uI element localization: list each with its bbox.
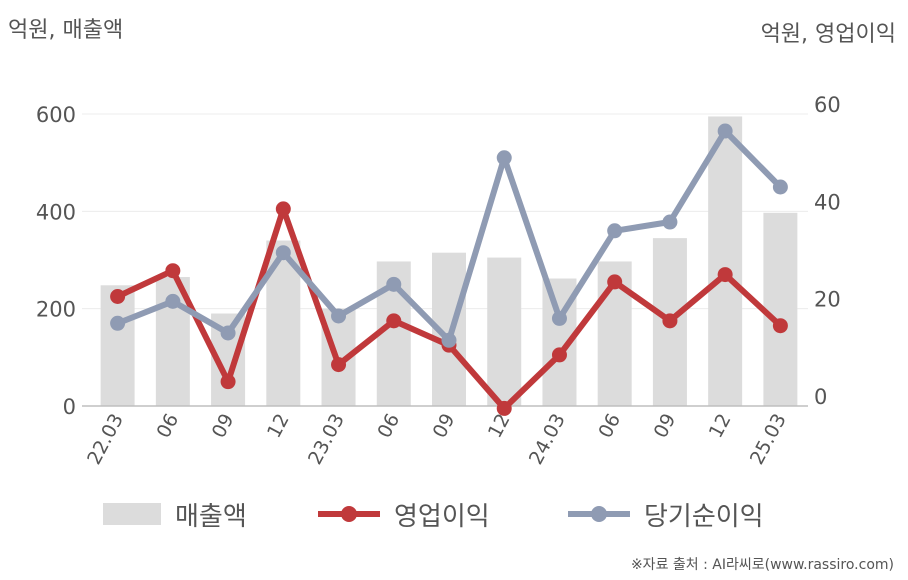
operating-profit-point: [717, 267, 733, 283]
revenue-bar: [763, 212, 798, 406]
net-income-point: [441, 332, 457, 348]
net-income-point: [386, 276, 402, 292]
x-tick-label: 25.03: [746, 410, 791, 468]
net-income-point: [110, 315, 126, 331]
profit-lines: [110, 123, 788, 416]
legend-swatch-operating-profit: [318, 503, 380, 525]
net-income-point: [220, 325, 236, 341]
x-tick-label: 24.03: [525, 410, 570, 468]
net-income-point: [275, 245, 291, 261]
net-income-point: [662, 214, 678, 230]
operating-profit-point: [607, 274, 623, 290]
legend-swatch-revenue: [103, 503, 161, 525]
right-axis-unit-label: 억원, 영업이익: [760, 22, 896, 47]
legend-label-net-income: 당기순이익: [644, 501, 764, 532]
net-income-point: [331, 308, 347, 324]
x-tick-label: 09: [429, 410, 460, 442]
operating-profit-point: [551, 347, 567, 363]
right-y-tick-label: 40: [814, 190, 841, 214]
x-tick-label: 12: [705, 410, 736, 442]
legend-item-revenue: 매출액: [103, 492, 247, 536]
operating-profit-point: [110, 289, 126, 304]
revenue-bar: [708, 116, 743, 406]
combo-chart: 0 200 400 600 0 20 40 60 22.03 06 09 12 23.03 06 09 12 2…: [36, 93, 841, 468]
legend-item-operating-profit: 영업이익: [318, 492, 490, 536]
operating-profit-point: [275, 201, 291, 217]
legend-label-revenue: 매출액: [175, 501, 247, 532]
x-tick-label: 06: [152, 410, 183, 442]
operating-profit-point: [772, 318, 788, 334]
x-tick-label: 12: [484, 410, 515, 442]
x-tick-label: 06: [373, 410, 404, 442]
left-y-tick-label: 0: [63, 395, 76, 419]
net-income-point: [496, 150, 512, 166]
x-tick-label: 06: [594, 410, 625, 442]
source-note: ※자료 출처 : AI라씨로(www.rassiro.com): [630, 557, 894, 573]
revenue-bar: [487, 257, 522, 406]
right-y-tick-label: 0: [814, 385, 827, 409]
left-y-tick-label: 200: [36, 298, 76, 322]
x-tick-label: 09: [650, 410, 681, 442]
x-tick-label: 22.03: [83, 410, 128, 468]
legend-item-net-income: 당기순이익: [568, 492, 764, 536]
x-tick-label: 23.03: [304, 410, 349, 468]
operating-profit-point: [165, 263, 181, 279]
x-tick-label: 12: [263, 410, 294, 442]
legend: 매출액 영업이익 당기순이익: [0, 492, 908, 536]
right-y-tick-label: 60: [814, 93, 841, 117]
net-income-point: [772, 179, 788, 195]
right-y-tick-label: 20: [814, 288, 841, 312]
legend-label-operating-profit: 영업이익: [394, 501, 490, 532]
net-income-point: [717, 123, 733, 139]
operating-profit-point: [662, 313, 678, 329]
revenue-bar: [100, 285, 135, 406]
operating-profit-point: [220, 374, 236, 390]
operating-profit-point: [386, 313, 402, 329]
left-y-tick-label: 400: [36, 200, 76, 224]
left-y-tick-label: 600: [36, 103, 76, 127]
net-income-point: [607, 223, 623, 239]
operating-profit-point: [331, 357, 347, 373]
x-tick-label: 09: [208, 410, 239, 442]
net-income-point: [165, 293, 181, 309]
left-axis-unit-label: 억원, 매출액: [8, 18, 124, 43]
net-income-point: [551, 310, 567, 326]
legend-swatch-net-income: [568, 503, 630, 525]
operating-profit-point: [496, 400, 512, 416]
revenue-bars: [100, 116, 798, 406]
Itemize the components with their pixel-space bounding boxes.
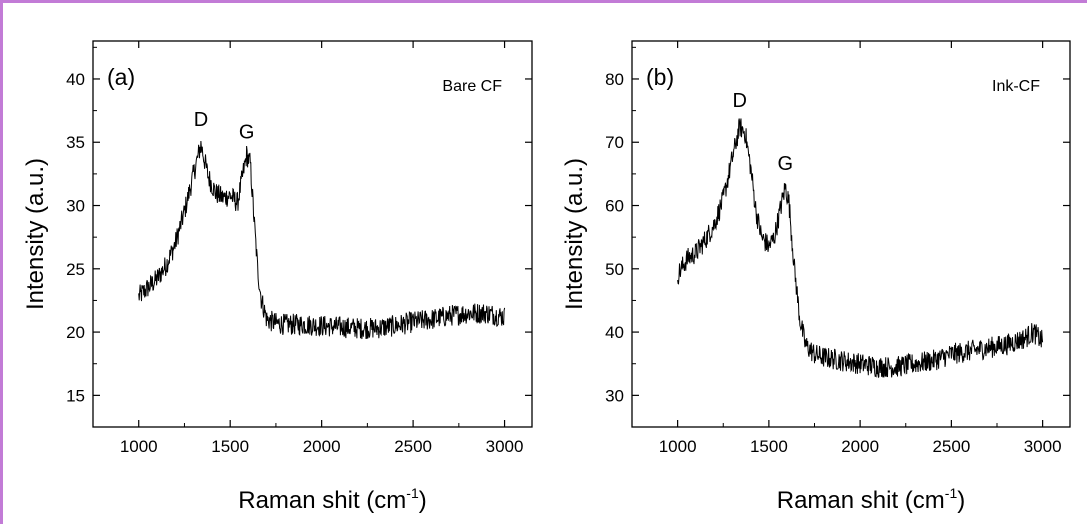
x-tick-label: 3000	[486, 437, 524, 456]
peak-label-g: G	[239, 122, 255, 144]
y-tick-label: 80	[605, 70, 624, 89]
x-tick-label: 2500	[932, 437, 970, 456]
y-axis-label: Intensity (a.u.)	[22, 158, 49, 310]
y-tick-label: 30	[605, 386, 624, 405]
sample-label: Bare CF	[442, 78, 502, 95]
y-tick-label: 40	[605, 323, 624, 342]
x-tick-label: 1000	[659, 437, 697, 456]
y-tick-label: 70	[605, 133, 624, 152]
y-tick-label: 60	[605, 197, 624, 216]
x-axis-label: Raman shit (cm-1)	[777, 485, 966, 514]
peak-label-d: D	[194, 109, 208, 131]
peak-label-g: G	[778, 153, 794, 175]
y-tick-label: 25	[66, 260, 85, 279]
chart-panel-b: 1000 1500 2000 2500 3000 30 40 50 60 70 80 (b) Ink-C…	[561, 40, 1071, 514]
x-axis-label: Raman shit (cm-1)	[238, 485, 427, 514]
x-tick-label: 2000	[303, 437, 341, 456]
x-tick-label: 1500	[211, 437, 249, 456]
y-tick-label: 30	[66, 197, 85, 216]
peak-label-d: D	[732, 90, 746, 112]
x-tick-label: 2500	[394, 437, 432, 456]
chart-panel-a: 1000 1500 2000 2500 3000 15 20 25 30 35 40 (a) Bare …	[22, 40, 533, 514]
spectrum-line	[677, 118, 1044, 379]
panel-letter: (a)	[107, 64, 135, 90]
panel-letter: (b)	[646, 64, 674, 90]
x-tick-label: 3000	[1024, 437, 1062, 456]
y-tick-label: 20	[66, 323, 85, 342]
y-axis-label: Intensity (a.u.)	[561, 158, 588, 310]
sample-label: Ink-CF	[992, 78, 1040, 95]
y-tick-label: 50	[605, 260, 624, 279]
plot-frame	[92, 40, 533, 428]
x-tick-label: 1500	[750, 437, 788, 456]
y-tick-label: 40	[66, 70, 85, 89]
y-tick-label: 35	[66, 133, 85, 152]
plot-frame	[631, 40, 1071, 428]
y-tick-label: 15	[66, 386, 85, 405]
x-tick-label: 2000	[841, 437, 879, 456]
spectrum-line	[138, 140, 506, 340]
x-tick-label: 1000	[120, 437, 158, 456]
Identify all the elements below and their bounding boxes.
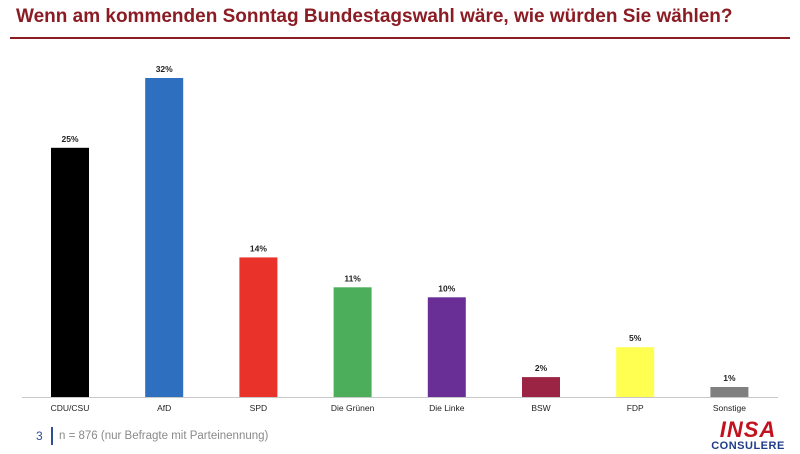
bar-sonstige <box>710 387 749 397</box>
data-label: 1% <box>723 373 736 383</box>
category-label: FDP <box>627 403 644 413</box>
title-divider <box>10 37 790 39</box>
data-label: 25% <box>61 134 78 144</box>
page-number: 3 <box>36 429 43 443</box>
data-label: 14% <box>250 243 267 253</box>
category-label: SPD <box>250 403 267 413</box>
bar-bsw <box>522 377 560 397</box>
category-label: Die Grünen <box>331 403 375 413</box>
insa-logo: INSA CONSULERE <box>706 417 790 453</box>
category-label: Die Linke <box>429 403 465 413</box>
data-label: 2% <box>535 363 548 373</box>
category-label: BSW <box>531 403 550 413</box>
bar-die-grünen <box>333 287 372 397</box>
category-label: CDU/CSU <box>51 403 90 413</box>
data-label: 10% <box>438 283 455 293</box>
category-label: Sonstige <box>713 403 746 413</box>
footer-divider <box>51 427 53 445</box>
logo-sub-text: CONSULERE <box>711 440 785 452</box>
bar-fdp <box>616 347 655 397</box>
bar-afd <box>145 78 184 397</box>
bar-cdu-csu <box>51 147 89 397</box>
bar-die-linke <box>427 297 466 397</box>
sample-size-note: n = 876 (nur Befragte mit Parteinennung) <box>59 430 269 442</box>
bar-spd <box>239 257 278 397</box>
data-label: 11% <box>344 273 361 283</box>
page-title: Wenn am kommenden Sonntag Bundestagswahl… <box>16 6 733 27</box>
data-label: 32% <box>156 64 173 74</box>
logo-main-text: INSA <box>719 417 777 442</box>
data-label: 5% <box>629 333 642 343</box>
category-label: AfD <box>157 403 171 413</box>
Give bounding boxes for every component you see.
--- --- ---
What the exercise asks -> Copy the lines above, beginning with the line that contains "437, 524, 456]" and continuing through the line that contains "197, 624, 216]", both included, without any changes.

Solution for this problem ->
x-tick-label: 3000	[486, 437, 524, 456]
peak-label-g: G	[239, 122, 255, 144]
y-tick-label: 80	[605, 70, 624, 89]
x-tick-label: 2500	[932, 437, 970, 456]
y-axis-label: Intensity (a.u.)	[22, 158, 49, 310]
y-tick-label: 30	[605, 386, 624, 405]
sample-label: Bare CF	[442, 78, 502, 95]
y-tick-label: 40	[605, 323, 624, 342]
x-tick-label: 1000	[659, 437, 697, 456]
y-tick-label: 70	[605, 133, 624, 152]
y-tick-label: 60	[605, 197, 624, 216]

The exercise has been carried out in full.